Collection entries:
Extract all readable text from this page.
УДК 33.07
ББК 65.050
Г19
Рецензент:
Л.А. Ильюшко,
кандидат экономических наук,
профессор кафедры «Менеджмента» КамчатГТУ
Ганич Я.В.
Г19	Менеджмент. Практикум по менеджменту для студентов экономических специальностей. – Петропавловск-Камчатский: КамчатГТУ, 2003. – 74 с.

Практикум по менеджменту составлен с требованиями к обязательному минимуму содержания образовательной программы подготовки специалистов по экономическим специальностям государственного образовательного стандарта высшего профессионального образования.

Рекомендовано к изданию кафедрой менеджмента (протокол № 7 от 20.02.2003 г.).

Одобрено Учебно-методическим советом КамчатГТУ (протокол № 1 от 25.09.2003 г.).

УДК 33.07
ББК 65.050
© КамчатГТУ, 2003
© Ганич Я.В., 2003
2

What this task involves: Each entry above needs to be retyped exactly.

Solution:
Extract all readable text from this page.
УДК 33.07
ББК 65.050
Г19
Рецензент:
Л.А. Ильюшко,
кандидат экономических наук,
профессор кафедры «Менеджмента» КамчатГТУ
Ганич Я.В.
Г19	Менеджмент. Практикум по менеджменту для студентов экономических специальностей. – Петропавловск-Камчатский: КамчатГТУ, 2003. – 74 с.

Практикум по менеджменту составлен с требованиями к обязательному минимуму содержания образовательной программы подготовки специалистов по экономическим специальностям государственного образовательного стандарта высшего профессионального образования.

Рекомендовано к изданию кафедрой менеджмента (протокол № 7 от 20.02.2003 г.).

Одобрено Учебно-методическим советом КамчатГТУ (протокол № 1 от 25.09.2003 г.).

УДК 33.07
ББК 65.050
© КамчатГТУ, 2003
© Ганич Я.В., 2003
2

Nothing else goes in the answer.